(Exercise aim)
Count each line below that has "this" anywhere in it. Answer with the total alone.

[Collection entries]
===

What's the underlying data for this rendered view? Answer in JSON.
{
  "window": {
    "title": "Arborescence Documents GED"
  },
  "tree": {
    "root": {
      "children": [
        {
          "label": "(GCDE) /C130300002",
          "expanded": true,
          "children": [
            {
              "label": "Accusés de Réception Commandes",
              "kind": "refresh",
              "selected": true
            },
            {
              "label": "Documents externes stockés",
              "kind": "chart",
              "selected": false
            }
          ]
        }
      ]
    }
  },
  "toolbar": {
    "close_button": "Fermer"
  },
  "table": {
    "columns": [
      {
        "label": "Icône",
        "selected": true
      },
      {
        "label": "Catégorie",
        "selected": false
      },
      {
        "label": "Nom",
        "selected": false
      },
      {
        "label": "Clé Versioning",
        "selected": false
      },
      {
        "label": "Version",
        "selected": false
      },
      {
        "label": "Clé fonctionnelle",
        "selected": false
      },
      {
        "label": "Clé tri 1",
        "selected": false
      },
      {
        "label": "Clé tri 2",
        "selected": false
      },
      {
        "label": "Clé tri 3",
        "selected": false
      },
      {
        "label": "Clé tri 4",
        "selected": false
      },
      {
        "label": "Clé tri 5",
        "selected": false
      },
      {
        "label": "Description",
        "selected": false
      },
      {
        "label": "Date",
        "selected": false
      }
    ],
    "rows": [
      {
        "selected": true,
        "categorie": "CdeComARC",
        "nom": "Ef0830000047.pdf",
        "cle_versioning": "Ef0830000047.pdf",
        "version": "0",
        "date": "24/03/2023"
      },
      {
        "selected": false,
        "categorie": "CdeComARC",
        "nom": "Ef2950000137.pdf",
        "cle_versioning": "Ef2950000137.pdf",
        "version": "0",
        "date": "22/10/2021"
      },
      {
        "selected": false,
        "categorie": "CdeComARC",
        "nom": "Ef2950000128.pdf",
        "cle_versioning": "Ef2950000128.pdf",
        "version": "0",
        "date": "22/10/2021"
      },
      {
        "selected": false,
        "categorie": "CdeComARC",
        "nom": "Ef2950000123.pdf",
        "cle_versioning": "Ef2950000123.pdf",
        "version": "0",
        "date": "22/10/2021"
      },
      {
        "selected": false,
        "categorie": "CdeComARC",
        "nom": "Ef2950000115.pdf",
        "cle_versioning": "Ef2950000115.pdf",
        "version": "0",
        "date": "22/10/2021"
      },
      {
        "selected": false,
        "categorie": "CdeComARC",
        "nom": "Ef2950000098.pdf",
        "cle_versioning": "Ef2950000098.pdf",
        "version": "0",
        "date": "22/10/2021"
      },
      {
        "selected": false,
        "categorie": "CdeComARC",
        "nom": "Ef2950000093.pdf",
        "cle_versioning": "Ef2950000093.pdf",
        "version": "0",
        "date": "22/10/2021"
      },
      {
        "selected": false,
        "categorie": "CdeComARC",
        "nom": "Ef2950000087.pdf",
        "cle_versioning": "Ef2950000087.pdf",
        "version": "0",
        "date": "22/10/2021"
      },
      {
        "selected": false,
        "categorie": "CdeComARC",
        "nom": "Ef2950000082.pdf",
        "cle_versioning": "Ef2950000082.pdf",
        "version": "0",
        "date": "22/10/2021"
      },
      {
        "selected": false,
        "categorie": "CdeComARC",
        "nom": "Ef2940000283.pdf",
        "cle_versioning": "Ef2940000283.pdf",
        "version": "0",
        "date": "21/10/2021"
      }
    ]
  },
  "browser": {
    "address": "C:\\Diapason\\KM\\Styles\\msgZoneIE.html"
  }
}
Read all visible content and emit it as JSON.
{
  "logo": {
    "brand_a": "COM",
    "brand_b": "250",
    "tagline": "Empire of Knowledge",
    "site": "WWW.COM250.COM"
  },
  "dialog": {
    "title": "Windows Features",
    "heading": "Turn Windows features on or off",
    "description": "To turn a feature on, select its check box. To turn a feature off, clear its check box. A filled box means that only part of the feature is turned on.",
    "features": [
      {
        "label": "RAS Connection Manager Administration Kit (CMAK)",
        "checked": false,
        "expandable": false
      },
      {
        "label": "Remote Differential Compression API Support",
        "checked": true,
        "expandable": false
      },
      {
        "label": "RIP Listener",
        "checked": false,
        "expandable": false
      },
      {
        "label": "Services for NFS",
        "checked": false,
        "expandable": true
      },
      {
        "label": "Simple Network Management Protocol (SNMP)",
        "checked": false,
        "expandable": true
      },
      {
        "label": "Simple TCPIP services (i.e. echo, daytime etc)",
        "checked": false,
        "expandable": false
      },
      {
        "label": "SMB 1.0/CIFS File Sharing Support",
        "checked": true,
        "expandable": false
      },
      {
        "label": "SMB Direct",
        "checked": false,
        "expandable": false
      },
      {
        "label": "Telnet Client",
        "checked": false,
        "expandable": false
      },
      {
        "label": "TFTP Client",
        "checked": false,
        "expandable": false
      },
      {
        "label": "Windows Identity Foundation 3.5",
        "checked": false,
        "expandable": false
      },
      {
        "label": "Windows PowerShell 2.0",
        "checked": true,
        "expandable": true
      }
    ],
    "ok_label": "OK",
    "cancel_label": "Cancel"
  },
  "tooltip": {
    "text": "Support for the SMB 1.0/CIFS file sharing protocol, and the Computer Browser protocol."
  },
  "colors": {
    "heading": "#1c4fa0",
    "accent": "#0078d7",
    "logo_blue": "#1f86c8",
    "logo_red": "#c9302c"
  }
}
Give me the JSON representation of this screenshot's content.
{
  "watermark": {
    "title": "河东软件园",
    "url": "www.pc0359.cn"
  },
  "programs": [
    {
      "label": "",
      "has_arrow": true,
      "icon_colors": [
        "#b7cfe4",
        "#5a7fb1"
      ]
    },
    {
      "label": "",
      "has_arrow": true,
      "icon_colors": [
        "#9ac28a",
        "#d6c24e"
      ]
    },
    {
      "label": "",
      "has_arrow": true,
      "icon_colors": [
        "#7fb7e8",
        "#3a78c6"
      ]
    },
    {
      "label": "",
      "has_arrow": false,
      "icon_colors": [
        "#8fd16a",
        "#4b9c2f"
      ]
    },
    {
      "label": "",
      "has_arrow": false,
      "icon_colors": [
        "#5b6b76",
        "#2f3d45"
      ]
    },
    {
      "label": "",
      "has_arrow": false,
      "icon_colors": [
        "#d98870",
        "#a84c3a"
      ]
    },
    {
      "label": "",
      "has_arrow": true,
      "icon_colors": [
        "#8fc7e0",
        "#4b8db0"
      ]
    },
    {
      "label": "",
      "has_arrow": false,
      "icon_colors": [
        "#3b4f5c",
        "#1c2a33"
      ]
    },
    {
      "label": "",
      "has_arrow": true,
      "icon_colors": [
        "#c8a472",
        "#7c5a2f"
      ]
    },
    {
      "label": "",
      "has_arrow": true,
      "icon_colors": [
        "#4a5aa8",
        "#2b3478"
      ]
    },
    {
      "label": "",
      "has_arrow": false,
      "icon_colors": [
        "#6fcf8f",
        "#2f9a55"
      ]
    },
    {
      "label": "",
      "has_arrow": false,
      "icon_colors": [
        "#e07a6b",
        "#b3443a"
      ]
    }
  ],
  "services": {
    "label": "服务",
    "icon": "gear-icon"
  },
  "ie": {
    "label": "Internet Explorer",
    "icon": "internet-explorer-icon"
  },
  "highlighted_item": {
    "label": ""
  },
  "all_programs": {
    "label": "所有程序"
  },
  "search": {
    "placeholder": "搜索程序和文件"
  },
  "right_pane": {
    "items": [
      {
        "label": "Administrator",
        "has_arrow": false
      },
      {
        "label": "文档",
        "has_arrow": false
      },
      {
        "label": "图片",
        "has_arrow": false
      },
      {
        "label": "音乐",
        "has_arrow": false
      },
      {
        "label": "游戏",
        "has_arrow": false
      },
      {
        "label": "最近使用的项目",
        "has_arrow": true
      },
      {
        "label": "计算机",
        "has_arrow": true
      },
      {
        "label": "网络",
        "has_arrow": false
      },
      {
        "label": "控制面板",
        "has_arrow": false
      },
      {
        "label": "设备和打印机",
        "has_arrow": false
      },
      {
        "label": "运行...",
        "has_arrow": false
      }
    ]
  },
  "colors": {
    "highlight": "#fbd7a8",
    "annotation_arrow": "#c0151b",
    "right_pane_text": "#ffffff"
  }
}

===

(Final answer)
2